>> begin GIVEN INFORMATION
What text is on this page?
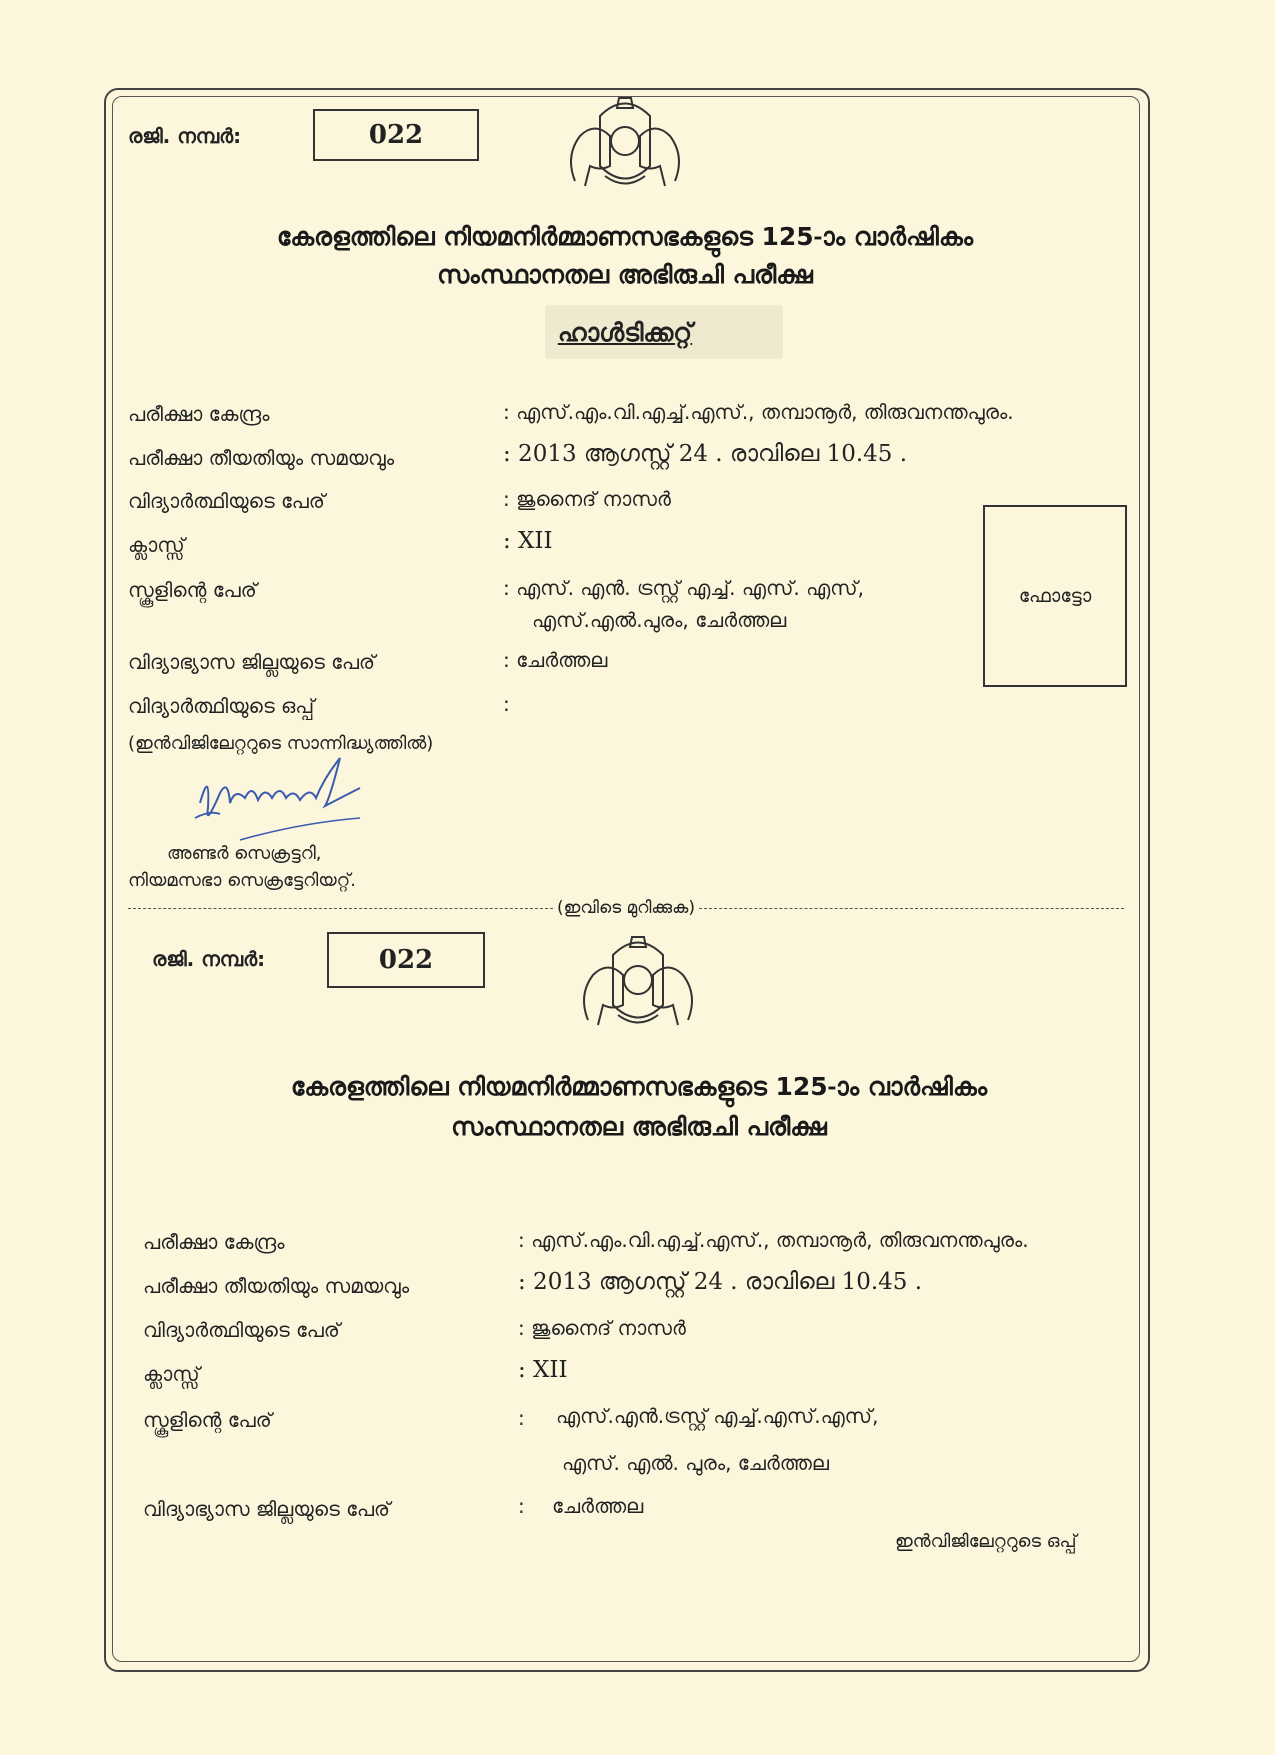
രജി. നമ്പർ:	022
കേരളത്തിലെ നിയമനിർമ്മാണസഭകളുടെ 125-ാം വാർഷികം
സംസ്ഥാനതല അഭിരുചി പരീക്ഷ
ഹാൾടിക്കറ്റ്
പരീക്ഷാ കേന്ദ്രം	: എസ്.എം.വി.എച്ച്.എസ്., തമ്പാനൂർ, തിരുവനന്തപുരം.
പരീക്ഷാ തീയതിയും സമയവും	: 2013 ആഗസ്റ്റ് 24 . രാവിലെ 10.45 .
വിദ്യാർത്ഥിയുടെ പേര്	: ജുനൈദ് നാസർ
ക്ലാസ്സ്	: XII
സ്കൂളിന്റെ പേര്	: എസ്. എൻ. ട്രസ്റ്റ് എച്ച്. എസ്. എസ്,
എസ്.എൽ.പുരം, ചേർത്തല
വിദ്യാഭ്യാസ ജില്ലയുടെ പേര്	: ചേർത്തല
വിദ്യാർത്ഥിയുടെ ഒപ്പ്	:
(ഇൻവിജിലേറ്ററുടെ സാന്നിദ്ധ്യത്തിൽ)
ഫോട്ടോ
അണ്ടർ സെക്രട്ടറി,
നിയമസഭാ സെക്രട്ടേറിയറ്റ്.
(ഇവിടെ മുറിക്കുക)
രജി. നമ്പർ:	022
കേരളത്തിലെ നിയമനിർമ്മാണസഭകളുടെ 125-ാം വാർഷികം
സംസ്ഥാനതല അഭിരുചി പരീക്ഷ
പരീക്ഷാ കേന്ദ്രം	: എസ്.എം.വി.എച്ച്.എസ്., തമ്പാനൂർ, തിരുവനന്തപുരം.
പരീക്ഷാ തീയതിയും സമയവും	: 2013 ആഗസ്റ്റ് 24 . രാവിലെ 10.45 .
വിദ്യാർത്ഥിയുടെ പേര്	: ജുനൈദ് നാസർ
ക്ലാസ്സ്	: XII
സ്കൂളിന്റെ പേര്	: എസ്.എൻ.ട്രസ്റ്റ് എച്ച്.എസ്.എസ്,
എസ്. എൽ. പുരം, ചേർത്തല
വിദ്യാഭ്യാസ ജില്ലയുടെ പേര്	: ചേർത്തല
ഇൻവിജിലേറ്ററുടെ ഒപ്പ്
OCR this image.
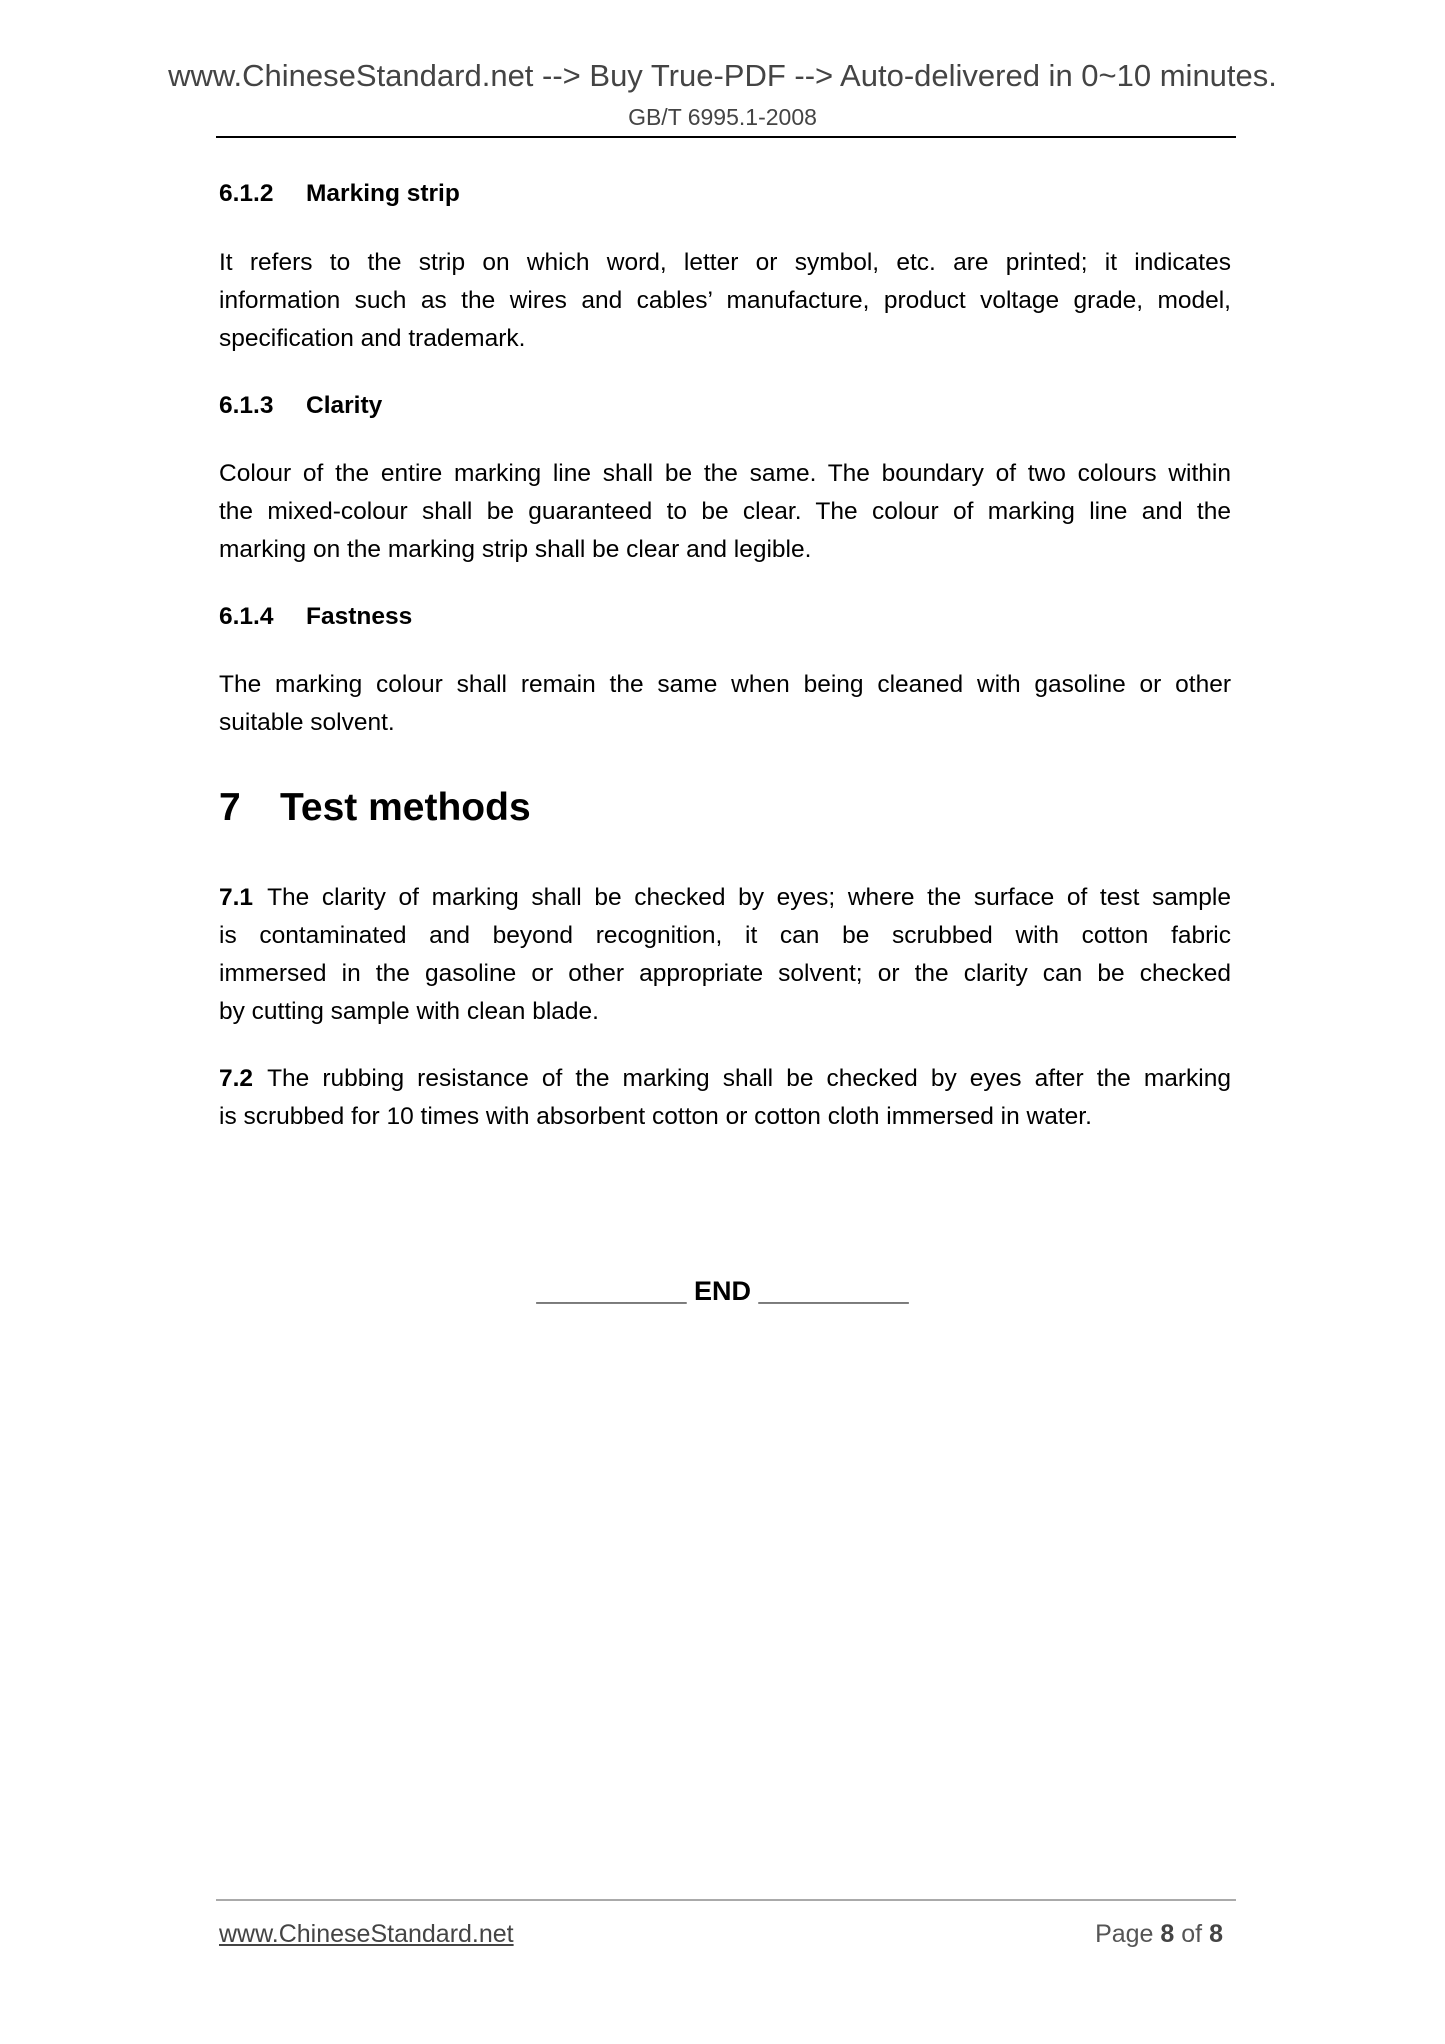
www.ChineseStandard.net --> Buy True-PDF --> Auto-delivered in 0~10 minutes.
GB/T 6995.1-2008
6.1.2 Marking strip
It refers to the strip on which word, letter or symbol, etc. are printed; it indicates
information such as the wires and cables’ manufacture, product voltage grade, model,
specification and trademark.
6.1.3 Clarity
Colour of the entire marking line shall be the same. The boundary of two colours within
the mixed-colour shall be guaranteed to be clear. The colour of marking line and the
marking on the marking strip shall be clear and legible.
6.1.4 Fastness
The marking colour shall remain the same when being cleaned with gasoline or other
suitable solvent.
7 Test methods
7.1 The clarity of marking shall be checked by eyes; where the surface of test sample
is contaminated and beyond recognition, it can be scrubbed with cotton fabric
immersed in the gasoline or other appropriate solvent; or the clarity can be checked
by cutting sample with clean blade.
7.2 The rubbing resistance of the marking shall be checked by eyes after the marking
is scrubbed for 10 times with absorbent cotton or cotton cloth immersed in water.
__________ END __________
www.ChineseStandard.net	Page 8 of 8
>> end GIVEN INFORMATION
§ WHAT YOU NEED TO DO: Please list every line of the records that contains "cotton".

§ ANSWER TO THE TASK:
is contaminated and beyond recognition, it can be scrubbed with cotton fabric
is scrubbed for 10 times with absorbent cotton or cotton cloth immersed in water.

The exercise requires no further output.